Job: Go through the material and pull out every line with the string "Workers" in it.

(Saved data entries)
****
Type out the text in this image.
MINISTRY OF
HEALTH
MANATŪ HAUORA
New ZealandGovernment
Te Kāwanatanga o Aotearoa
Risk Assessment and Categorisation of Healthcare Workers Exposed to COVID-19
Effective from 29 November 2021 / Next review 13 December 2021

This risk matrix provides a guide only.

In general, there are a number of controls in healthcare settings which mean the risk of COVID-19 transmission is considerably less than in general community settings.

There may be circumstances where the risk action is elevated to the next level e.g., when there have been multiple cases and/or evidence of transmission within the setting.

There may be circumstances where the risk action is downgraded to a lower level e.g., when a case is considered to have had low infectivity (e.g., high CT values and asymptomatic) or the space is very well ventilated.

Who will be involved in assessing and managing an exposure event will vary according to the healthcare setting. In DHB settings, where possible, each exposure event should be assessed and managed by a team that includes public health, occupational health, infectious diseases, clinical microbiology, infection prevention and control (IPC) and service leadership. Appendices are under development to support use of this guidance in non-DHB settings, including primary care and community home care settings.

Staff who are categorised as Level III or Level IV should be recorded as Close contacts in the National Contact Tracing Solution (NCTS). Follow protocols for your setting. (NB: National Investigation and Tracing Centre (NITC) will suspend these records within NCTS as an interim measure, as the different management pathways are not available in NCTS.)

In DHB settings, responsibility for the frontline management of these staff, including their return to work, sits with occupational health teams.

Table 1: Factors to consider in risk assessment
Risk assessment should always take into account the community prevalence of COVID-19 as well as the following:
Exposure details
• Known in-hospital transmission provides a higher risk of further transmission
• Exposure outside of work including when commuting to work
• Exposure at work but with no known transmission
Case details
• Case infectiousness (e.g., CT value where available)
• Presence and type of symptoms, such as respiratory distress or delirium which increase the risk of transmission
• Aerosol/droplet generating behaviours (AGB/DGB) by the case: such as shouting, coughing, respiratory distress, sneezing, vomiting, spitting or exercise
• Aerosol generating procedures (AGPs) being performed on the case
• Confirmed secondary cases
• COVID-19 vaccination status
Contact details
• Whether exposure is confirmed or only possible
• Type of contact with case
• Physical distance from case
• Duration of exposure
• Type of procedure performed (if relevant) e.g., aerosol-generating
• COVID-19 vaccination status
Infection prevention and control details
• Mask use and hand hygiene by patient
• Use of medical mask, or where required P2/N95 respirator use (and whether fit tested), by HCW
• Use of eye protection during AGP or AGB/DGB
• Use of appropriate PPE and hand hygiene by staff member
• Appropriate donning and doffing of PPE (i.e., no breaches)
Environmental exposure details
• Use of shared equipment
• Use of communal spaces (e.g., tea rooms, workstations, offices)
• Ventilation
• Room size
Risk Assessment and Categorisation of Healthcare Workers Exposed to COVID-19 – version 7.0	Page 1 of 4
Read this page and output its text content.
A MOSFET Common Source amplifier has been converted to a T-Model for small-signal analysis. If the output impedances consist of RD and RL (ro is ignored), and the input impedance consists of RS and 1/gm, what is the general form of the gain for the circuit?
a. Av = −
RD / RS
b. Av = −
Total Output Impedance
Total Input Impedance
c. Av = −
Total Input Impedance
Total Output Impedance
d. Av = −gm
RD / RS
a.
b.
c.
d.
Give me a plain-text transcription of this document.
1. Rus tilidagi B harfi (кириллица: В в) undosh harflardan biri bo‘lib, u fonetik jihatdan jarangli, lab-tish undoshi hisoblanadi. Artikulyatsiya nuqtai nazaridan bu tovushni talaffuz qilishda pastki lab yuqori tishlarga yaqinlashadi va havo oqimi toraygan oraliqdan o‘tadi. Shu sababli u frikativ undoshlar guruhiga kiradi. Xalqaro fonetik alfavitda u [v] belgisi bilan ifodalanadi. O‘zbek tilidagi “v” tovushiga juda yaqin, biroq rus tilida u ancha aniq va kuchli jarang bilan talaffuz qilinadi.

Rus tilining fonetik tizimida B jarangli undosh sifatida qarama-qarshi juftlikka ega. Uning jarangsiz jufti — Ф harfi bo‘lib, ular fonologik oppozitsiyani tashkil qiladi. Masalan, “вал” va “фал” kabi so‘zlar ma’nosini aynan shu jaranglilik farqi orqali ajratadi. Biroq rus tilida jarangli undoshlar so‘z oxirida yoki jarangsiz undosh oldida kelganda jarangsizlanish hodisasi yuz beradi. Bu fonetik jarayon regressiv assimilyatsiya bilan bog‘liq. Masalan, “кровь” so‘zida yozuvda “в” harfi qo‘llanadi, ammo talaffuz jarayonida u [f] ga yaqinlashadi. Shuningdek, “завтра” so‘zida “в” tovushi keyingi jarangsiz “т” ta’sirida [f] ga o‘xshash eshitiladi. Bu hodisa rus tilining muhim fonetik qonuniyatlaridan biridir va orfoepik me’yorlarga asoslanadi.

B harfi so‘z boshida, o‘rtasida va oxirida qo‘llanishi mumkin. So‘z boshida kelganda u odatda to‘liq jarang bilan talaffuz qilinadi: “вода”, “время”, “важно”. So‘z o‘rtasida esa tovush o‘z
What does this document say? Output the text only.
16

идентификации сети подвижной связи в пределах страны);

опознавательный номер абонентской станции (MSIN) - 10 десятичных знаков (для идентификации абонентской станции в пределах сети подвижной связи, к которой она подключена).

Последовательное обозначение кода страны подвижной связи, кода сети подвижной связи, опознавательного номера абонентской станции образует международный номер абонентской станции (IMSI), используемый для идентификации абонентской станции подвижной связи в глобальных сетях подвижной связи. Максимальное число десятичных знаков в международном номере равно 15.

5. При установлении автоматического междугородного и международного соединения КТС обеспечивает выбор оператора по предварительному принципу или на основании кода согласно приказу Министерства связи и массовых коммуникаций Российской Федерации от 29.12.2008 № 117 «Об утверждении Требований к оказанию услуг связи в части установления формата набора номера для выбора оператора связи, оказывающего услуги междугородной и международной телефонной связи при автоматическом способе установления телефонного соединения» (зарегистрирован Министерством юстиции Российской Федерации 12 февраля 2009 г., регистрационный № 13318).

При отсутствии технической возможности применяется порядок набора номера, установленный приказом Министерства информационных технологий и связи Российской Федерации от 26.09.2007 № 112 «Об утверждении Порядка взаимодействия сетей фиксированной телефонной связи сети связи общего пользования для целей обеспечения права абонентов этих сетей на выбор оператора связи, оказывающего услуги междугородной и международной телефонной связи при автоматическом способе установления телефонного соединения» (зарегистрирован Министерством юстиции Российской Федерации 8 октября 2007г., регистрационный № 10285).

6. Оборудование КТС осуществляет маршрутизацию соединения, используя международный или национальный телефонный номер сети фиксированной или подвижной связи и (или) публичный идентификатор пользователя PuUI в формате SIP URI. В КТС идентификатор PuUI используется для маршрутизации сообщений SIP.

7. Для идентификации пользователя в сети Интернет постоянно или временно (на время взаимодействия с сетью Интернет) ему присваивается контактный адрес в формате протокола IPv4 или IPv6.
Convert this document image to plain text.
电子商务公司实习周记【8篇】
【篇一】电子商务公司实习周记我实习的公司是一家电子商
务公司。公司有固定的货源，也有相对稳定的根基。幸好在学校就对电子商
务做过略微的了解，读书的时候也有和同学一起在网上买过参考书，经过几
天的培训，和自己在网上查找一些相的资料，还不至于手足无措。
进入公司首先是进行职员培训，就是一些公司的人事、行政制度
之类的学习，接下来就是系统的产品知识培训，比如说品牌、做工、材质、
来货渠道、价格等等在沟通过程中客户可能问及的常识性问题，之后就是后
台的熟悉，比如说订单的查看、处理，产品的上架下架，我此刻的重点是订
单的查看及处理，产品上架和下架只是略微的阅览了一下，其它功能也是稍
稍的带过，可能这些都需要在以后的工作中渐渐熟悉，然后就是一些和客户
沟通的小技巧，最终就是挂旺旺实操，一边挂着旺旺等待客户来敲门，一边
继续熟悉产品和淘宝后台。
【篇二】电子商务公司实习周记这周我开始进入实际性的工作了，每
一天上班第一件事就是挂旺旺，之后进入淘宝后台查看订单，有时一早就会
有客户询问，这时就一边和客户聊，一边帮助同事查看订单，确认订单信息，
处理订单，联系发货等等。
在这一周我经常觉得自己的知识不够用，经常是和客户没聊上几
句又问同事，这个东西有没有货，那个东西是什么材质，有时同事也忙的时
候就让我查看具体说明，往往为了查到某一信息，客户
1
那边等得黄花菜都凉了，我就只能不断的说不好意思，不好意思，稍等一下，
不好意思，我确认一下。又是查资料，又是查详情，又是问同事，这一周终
****
Solution for this exercise:
Risk Assessment and Categorisation of Healthcare Workers Exposed to COVID-19
Risk Assessment and Categorisation of Healthcare Workers Exposed to COVID-19 – version 7.0	Page 1 of 4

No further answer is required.